TASK DETAILS —
Every entry that follows should be reproduced exactly.

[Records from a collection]
--- begin ---

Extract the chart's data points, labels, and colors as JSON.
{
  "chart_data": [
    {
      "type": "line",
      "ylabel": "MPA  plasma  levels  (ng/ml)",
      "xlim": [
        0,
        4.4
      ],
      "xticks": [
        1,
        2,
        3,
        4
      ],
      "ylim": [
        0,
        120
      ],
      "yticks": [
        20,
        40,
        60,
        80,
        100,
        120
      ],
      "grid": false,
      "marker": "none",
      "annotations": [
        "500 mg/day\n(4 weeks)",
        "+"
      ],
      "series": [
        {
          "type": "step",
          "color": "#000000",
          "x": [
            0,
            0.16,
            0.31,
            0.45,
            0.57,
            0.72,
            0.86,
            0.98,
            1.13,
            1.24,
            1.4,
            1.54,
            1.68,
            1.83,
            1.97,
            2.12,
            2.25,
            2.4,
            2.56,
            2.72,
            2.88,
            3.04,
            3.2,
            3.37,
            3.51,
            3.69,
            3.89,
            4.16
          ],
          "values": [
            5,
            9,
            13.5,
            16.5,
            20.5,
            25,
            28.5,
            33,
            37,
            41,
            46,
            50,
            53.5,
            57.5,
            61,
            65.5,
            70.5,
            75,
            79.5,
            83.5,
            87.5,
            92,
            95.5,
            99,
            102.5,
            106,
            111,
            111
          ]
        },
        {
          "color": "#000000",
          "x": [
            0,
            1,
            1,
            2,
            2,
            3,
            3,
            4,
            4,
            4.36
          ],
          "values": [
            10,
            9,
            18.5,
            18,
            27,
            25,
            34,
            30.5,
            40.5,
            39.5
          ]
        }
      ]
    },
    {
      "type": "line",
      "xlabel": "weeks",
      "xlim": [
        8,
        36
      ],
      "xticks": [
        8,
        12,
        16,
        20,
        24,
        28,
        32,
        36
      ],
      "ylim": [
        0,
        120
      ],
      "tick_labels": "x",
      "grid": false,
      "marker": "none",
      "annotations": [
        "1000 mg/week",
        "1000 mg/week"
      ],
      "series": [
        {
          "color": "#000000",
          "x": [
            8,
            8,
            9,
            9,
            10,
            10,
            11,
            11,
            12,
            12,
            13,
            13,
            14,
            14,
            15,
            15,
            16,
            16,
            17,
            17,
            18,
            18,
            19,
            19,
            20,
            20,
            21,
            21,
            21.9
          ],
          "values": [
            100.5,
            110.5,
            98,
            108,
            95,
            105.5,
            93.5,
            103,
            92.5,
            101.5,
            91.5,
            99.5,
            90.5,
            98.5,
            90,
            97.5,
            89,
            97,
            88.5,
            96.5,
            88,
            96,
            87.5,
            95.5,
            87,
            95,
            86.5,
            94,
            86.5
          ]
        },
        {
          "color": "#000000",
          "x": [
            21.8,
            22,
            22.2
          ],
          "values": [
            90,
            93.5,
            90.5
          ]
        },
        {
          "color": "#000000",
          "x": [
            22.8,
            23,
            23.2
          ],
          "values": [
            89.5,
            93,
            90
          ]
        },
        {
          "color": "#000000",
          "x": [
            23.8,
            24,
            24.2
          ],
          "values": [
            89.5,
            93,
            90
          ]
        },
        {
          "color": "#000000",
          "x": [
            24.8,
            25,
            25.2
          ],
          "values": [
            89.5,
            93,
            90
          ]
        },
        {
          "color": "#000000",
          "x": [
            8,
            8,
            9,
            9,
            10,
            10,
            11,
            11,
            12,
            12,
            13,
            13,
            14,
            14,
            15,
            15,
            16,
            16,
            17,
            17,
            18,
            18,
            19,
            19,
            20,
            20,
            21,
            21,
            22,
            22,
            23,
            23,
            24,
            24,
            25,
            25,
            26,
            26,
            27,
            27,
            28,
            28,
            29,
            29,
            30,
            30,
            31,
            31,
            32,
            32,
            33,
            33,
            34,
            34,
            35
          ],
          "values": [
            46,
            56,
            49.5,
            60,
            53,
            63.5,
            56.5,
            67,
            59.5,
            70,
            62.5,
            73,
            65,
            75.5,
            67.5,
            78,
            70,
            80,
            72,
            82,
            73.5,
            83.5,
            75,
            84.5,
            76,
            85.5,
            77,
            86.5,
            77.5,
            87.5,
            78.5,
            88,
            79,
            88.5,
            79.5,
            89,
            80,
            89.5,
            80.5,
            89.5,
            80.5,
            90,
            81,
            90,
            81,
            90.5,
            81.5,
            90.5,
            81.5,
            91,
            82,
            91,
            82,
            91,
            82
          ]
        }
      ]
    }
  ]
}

--- end ---

SOLVED EXERCISE —
Extract the chart's data points, labels, and colors as JSON.
{
  "chart_data": [
    {
      "type": "line",
      "ylabel": "MPA  plasma  levels  (ng/ml)",
      "xlim": [
        0,
        4.4
      ],
      "xticks": [
        1,
        2,
        3,
        4
      ],
      "ylim": [
        0,
        120
      ],
      "yticks": [
        20,
        40,
        60,
        80,
        100,
        120
      ],
      "grid": false,
      "marker": "none",
      "annotations": [
        "500 mg/day\n(4 weeks)",
        "+"
      ],
      "series": [
        {
          "type": "step",
          "color": "#000000",
          "x": [
            0,
            0.16,
            0.31,
            0.45,
            0.57,
            0.72,
            0.86,
            0.98,
            1.13,
            1.24,
            1.4,
            1.54,
            1.68,
            1.83,
            1.97,
            2.12,
            2.25,
            2.4,
            2.56,
            2.72,
            2.88,
            3.04,
            3.2,
            3.37,
            3.51,
            3.69,
            3.89,
            4.16
          ],
          "values": [
            5,
            9,
            13.5,
            16.5,
            20.5,
            25,
            28.5,
            33,
            37,
            41,
            46,
            50,
            53.5,
            57.5,
            61,
            65.5,
            70.5,
            75,
            79.5,
            83.5,
            87.5,
            92,
            95.5,
            99,
            102.5,
            106,
            111,
            111
          ]
        },
        {
          "color": "#000000",
          "x": [
            0,
            1,
            1,
            2,
            2,
            3,
            3,
            4,
            4,
            4.36
          ],
          "values": [
            10,
            9,
            18.5,
            18,
            27,
            25,
            34,
            30.5,
            40.5,
            39.5
          ]
        }
      ]
    },
    {
      "type": "line",
      "xlabel": "weeks",
      "xlim": [
        8,
        36
      ],
      "xticks": [
        8,
        12,
        16,
        20,
        24,
        28,
        32,
        36
      ],
      "ylim": [
        0,
        120
      ],
      "tick_labels": "x",
      "grid": false,
      "marker": "none",
      "annotations": [
        "1000 mg/week",
        "1000 mg/week"
      ],
      "series": [
        {
          "color": "#000000",
          "x": [
            8,
            8,
            9,
            9,
            10,
            10,
            11,
            11,
            12,
            12,
            13,
            13,
            14,
            14,
            15,
            15,
            16,
            16,
            17,
            17,
            18,
            18,
            19,
            19,
            20,
            20,
            21,
            21,
            21.9
          ],
          "values": [
            100.5,
            110.5,
            98,
            108,
            95,
            105.5,
            93.5,
            103,
            92.5,
            101.5,
            91.5,
            99.5,
            90.5,
            98.5,
            90,
            97.5,
            89,
            97,
            88.5,
            96.5,
            88,
            96,
            87.5,
            95.5,
            87,
            95,
            86.5,
            94,
            86.5
          ]
        },
        {
          "color": "#000000",
          "x": [
            21.8,
            22,
            22.2
          ],
          "values": [
            90,
            93.5,
            90.5
          ]
        },
        {
          "color": "#000000",
          "x": [
            22.8,
            23,
            23.2
          ],
          "values": [
            89.5,
            93,
            90
          ]
        },
        {
          "color": "#000000",
          "x": [
            23.8,
            24,
            24.2
          ],
          "values": [
            89.5,
            93,
            90
          ]
        },
        {
          "color": "#000000",
          "x": [
            24.8,
            25,
            25.2
          ],
          "values": [
            89.5,
            93,
            90
          ]
        },
        {
          "color": "#000000",
          "x": [
            8,
            8,
            9,
            9,
            10,
            10,
            11,
            11,
            12,
            12,
            13,
            13,
            14,
            14,
            15,
            15,
            16,
            16,
            17,
            17,
            18,
            18,
            19,
            19,
            20,
            20,
            21,
            21,
            22,
            22,
            23,
            23,
            24,
            24,
            25,
            25,
            26,
            26,
            27,
            27,
            28,
            28,
            29,
            29,
            30,
            30,
            31,
            31,
            32,
            32,
            33,
            33,
            34,
            34,
            35
          ],
          "values": [
            46,
            56,
            49.5,
            60,
            53,
            63.5,
            56.5,
            67,
            59.5,
            70,
            62.5,
            73,
            65,
            75.5,
            67.5,
            78,
            70,
            80,
            72,
            82,
            73.5,
            83.5,
            75,
            84.5,
            76,
            85.5,
            77,
            86.5,
            77.5,
            87.5,
            78.5,
            88,
            79,
            88.5,
            79.5,
            89,
            80,
            89.5,
            80.5,
            89.5,
            80.5,
            90,
            81,
            90,
            81,
            90.5,
            81.5,
            90.5,
            81.5,
            91,
            82,
            91,
            82,
            91,
            82
          ]
        }
      ]
    }
  ]
}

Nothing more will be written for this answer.